Task data »
..............................

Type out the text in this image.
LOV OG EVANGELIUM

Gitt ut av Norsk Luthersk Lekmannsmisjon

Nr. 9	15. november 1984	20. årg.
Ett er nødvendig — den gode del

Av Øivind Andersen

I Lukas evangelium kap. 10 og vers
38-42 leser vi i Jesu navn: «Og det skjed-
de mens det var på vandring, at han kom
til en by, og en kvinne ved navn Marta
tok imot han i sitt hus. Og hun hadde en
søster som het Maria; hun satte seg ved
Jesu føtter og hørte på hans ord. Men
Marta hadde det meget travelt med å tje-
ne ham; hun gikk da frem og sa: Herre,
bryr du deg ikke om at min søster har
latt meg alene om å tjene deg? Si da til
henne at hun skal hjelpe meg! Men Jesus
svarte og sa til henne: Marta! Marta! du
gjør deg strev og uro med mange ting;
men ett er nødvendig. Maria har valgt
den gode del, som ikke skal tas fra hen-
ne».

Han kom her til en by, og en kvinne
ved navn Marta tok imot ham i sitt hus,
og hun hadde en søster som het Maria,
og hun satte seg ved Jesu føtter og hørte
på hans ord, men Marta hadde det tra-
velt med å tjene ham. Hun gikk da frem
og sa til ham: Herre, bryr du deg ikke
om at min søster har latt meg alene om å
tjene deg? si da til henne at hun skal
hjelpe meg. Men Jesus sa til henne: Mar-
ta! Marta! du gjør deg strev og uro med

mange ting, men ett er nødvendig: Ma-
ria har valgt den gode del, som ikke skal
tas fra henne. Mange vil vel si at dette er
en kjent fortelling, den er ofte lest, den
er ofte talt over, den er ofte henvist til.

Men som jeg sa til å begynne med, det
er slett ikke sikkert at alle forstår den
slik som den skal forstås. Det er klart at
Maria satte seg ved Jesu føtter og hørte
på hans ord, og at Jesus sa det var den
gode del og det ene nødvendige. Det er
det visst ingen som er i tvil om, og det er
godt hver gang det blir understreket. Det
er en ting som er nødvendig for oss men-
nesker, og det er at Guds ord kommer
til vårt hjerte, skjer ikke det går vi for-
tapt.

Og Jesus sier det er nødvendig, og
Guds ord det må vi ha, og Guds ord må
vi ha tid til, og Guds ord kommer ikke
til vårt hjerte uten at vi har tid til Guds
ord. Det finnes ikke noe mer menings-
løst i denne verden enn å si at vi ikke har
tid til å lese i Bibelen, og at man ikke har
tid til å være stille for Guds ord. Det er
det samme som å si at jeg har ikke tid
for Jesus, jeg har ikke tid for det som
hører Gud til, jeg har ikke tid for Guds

..............................

Problem description »
Would you restate each of the entries word for word?

Exercise answer »
Type out the text in this image.
LOV OG EVANGELIUM

Gitt ut av Norsk Luthersk Lekmannsmisjon

Nr. 9	15. november 1984	20. årg.
Ett er nødvendig — den gode del

Av Øivind Andersen

I Lukas evangelium kap. 10 og vers
38-42 leser vi i Jesu navn: «Og det skjed-
de mens det var på vandring, at han kom
til en by, og en kvinne ved navn Marta
tok imot han i sitt hus. Og hun hadde en
søster som het Maria; hun satte seg ved
Jesu føtter og hørte på hans ord. Men
Marta hadde det meget travelt med å tje-
ne ham; hun gikk da frem og sa: Herre,
bryr du deg ikke om at min søster har
latt meg alene om å tjene deg? Si da til
henne at hun skal hjelpe meg! Men Jesus
svarte og sa til henne: Marta! Marta! du
gjør deg strev og uro med mange ting;
men ett er nødvendig. Maria har valgt
den gode del, som ikke skal tas fra hen-
ne».

Han kom her til en by, og en kvinne
ved navn Marta tok imot ham i sitt hus,
og hun hadde en søster som het Maria,
og hun satte seg ved Jesu føtter og hørte
på hans ord, men Marta hadde det tra-
velt med å tjene ham. Hun gikk da frem
og sa til ham: Herre, bryr du deg ikke
om at min søster har latt meg alene om å
tjene deg? si da til henne at hun skal
hjelpe meg. Men Jesus sa til henne: Mar-
ta! Marta! du gjør deg strev og uro med

mange ting, men ett er nødvendig: Ma-
ria har valgt den gode del, som ikke skal
tas fra henne. Mange vil vel si at dette er
en kjent fortelling, den er ofte lest, den
er ofte talt over, den er ofte henvist til.

Men som jeg sa til å begynne med, det
er slett ikke sikkert at alle forstår den
slik som den skal forstås. Det er klart at
Maria satte seg ved Jesu føtter og hørte
på hans ord, og at Jesus sa det var den
gode del og det ene nødvendige. Det er
det visst ingen som er i tvil om, og det er
godt hver gang det blir understreket. Det
er en ting som er nødvendig for oss men-
nesker, og det er at Guds ord kommer
til vårt hjerte, skjer ikke det går vi for-
tapt.

Og Jesus sier det er nødvendig, og
Guds ord det må vi ha, og Guds ord må
vi ha tid til, og Guds ord kommer ikke
til vårt hjerte uten at vi har tid til Guds
ord. Det finnes ikke noe mer menings-
løst i denne verden enn å si at vi ikke har
tid til å lese i Bibelen, og at man ikke har
tid til å være stille for Guds ord. Det er
det samme som å si at jeg har ikke tid
for Jesus, jeg har ikke tid for det som
hører Gud til, jeg har ikke tid for Guds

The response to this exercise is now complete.